— Start of Given entries —

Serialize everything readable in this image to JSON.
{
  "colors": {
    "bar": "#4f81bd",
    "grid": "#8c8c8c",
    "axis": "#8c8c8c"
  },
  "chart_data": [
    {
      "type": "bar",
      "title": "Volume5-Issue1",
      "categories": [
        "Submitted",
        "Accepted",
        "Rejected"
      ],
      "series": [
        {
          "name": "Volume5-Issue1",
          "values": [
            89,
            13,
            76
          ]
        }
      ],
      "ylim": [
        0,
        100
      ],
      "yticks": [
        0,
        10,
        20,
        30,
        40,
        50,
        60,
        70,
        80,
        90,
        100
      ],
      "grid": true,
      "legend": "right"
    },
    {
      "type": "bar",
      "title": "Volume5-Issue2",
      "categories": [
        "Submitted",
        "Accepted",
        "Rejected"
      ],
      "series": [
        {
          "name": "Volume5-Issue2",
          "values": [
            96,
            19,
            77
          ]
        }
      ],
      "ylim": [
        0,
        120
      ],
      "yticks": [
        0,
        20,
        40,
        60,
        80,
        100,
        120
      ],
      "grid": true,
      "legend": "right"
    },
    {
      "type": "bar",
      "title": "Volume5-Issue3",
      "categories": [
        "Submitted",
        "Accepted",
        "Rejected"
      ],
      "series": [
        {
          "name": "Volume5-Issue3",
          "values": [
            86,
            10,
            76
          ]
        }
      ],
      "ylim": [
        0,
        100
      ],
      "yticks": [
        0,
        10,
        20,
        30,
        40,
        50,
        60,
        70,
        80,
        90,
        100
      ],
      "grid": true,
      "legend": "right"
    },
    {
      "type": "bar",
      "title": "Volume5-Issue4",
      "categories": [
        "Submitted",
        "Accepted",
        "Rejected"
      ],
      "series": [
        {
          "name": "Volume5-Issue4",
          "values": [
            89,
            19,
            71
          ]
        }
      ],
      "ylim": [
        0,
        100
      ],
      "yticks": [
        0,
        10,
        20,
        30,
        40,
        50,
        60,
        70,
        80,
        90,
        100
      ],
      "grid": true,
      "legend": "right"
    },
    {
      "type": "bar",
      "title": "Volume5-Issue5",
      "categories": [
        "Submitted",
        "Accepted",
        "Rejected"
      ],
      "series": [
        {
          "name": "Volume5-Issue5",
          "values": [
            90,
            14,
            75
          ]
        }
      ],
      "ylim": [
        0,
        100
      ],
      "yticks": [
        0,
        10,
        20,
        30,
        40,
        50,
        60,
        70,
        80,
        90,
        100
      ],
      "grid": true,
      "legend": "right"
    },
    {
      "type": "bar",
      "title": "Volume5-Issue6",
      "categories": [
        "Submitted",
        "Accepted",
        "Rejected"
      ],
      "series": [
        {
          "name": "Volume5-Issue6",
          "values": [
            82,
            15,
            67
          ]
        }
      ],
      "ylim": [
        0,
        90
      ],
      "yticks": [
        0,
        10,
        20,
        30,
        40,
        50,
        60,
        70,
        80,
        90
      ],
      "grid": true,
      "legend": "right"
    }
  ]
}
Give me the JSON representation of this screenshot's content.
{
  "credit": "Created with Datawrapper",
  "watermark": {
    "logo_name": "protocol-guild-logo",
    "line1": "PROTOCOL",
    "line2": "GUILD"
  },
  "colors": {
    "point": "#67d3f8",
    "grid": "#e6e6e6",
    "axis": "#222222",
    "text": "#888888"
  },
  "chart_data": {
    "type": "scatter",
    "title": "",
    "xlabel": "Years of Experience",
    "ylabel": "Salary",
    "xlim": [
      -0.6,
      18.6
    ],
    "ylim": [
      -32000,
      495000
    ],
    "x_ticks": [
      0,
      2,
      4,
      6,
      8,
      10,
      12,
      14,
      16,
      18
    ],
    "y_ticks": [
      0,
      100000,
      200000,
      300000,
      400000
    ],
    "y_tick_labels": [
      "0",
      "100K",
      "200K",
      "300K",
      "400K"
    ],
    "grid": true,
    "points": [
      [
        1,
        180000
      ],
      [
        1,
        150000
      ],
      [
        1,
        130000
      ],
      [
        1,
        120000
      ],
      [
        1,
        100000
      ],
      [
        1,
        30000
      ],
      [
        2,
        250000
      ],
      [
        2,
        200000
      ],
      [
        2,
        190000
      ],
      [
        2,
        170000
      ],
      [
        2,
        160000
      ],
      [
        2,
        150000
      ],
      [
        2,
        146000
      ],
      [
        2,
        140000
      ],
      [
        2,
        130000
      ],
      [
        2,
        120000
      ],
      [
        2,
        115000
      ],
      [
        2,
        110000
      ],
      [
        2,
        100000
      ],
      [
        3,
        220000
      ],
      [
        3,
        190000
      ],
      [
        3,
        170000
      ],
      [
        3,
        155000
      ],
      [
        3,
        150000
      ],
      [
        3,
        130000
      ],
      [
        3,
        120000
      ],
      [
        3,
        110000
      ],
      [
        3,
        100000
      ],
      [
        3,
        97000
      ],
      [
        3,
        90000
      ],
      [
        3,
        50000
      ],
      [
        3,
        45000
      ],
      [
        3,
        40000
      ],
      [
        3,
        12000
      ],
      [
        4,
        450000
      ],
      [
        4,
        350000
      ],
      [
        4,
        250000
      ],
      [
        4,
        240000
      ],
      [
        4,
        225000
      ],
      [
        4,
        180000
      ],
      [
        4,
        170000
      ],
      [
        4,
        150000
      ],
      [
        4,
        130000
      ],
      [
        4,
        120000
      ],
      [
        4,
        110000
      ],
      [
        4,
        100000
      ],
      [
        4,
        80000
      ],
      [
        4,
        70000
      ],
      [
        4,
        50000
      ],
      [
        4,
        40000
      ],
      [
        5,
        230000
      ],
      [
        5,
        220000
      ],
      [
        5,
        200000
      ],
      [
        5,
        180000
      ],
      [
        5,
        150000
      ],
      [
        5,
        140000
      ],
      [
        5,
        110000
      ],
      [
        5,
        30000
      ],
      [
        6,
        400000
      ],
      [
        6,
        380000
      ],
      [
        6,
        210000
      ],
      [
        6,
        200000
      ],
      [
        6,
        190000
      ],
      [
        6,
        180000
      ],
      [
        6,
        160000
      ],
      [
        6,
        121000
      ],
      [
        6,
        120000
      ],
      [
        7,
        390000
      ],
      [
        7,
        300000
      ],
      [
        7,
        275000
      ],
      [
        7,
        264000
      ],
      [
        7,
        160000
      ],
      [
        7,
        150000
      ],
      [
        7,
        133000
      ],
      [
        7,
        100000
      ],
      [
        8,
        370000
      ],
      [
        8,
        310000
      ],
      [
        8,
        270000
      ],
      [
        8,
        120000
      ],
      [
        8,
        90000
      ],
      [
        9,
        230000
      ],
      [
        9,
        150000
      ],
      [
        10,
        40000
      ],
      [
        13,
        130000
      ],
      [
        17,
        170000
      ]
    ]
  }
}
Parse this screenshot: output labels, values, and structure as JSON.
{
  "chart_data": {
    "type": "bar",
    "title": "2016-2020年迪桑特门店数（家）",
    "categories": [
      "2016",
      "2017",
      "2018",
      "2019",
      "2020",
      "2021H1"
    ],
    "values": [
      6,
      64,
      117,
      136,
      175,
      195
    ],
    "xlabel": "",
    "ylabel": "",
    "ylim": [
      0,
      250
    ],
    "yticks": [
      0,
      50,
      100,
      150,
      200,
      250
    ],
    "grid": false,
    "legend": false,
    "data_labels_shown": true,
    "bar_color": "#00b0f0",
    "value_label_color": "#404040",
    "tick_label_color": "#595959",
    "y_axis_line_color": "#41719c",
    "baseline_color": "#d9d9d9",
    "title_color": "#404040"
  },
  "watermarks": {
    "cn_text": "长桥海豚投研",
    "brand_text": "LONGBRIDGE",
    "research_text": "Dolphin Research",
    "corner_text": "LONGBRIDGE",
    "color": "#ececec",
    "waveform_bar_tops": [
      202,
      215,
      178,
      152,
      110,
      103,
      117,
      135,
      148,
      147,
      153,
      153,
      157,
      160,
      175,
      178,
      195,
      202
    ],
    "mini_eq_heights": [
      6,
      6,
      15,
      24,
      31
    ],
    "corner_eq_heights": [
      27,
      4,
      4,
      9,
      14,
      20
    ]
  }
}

— End of Given entries —

Take every line from the one containing "Parse this screenshot: output" to the end of the listing and output it exactly, with nothing else.

Parse this screenshot: output labels, values, and structure as JSON.
{
  "chart_data": {
    "type": "bar",
    "title": "2016-2020年迪桑特门店数（家）",
    "categories": [
      "2016",
      "2017",
      "2018",
      "2019",
      "2020",
      "2021H1"
    ],
    "values": [
      6,
      64,
      117,
      136,
      175,
      195
    ],
    "xlabel": "",
    "ylabel": "",
    "ylim": [
      0,
      250
    ],
    "yticks": [
      0,
      50,
      100,
      150,
      200,
      250
    ],
    "grid": false,
    "legend": false,
    "data_labels_shown": true,
    "bar_color": "#00b0f0",
    "value_label_color": "#404040",
    "tick_label_color": "#595959",
    "y_axis_line_color": "#41719c",
    "baseline_color": "#d9d9d9",
    "title_color": "#404040"
  },
  "watermarks": {
    "cn_text": "长桥海豚投研",
    "brand_text": "LONGBRIDGE",
    "research_text": "Dolphin Research",
    "corner_text": "LONGBRIDGE",
    "color": "#ececec",
    "waveform_bar_tops": [
      202,
      215,
      178,
      152,
      110,
      103,
      117,
      135,
      148,
      147,
      153,
      153,
      157,
      160,
      175,
      178,
      195,
      202
    ],
    "mini_eq_heights": [
      6,
      6,
      15,
      24,
      31
    ],
    "corner_eq_heights": [
      27,
      4,
      4,
      9,
      14,
      20
    ]
  }
}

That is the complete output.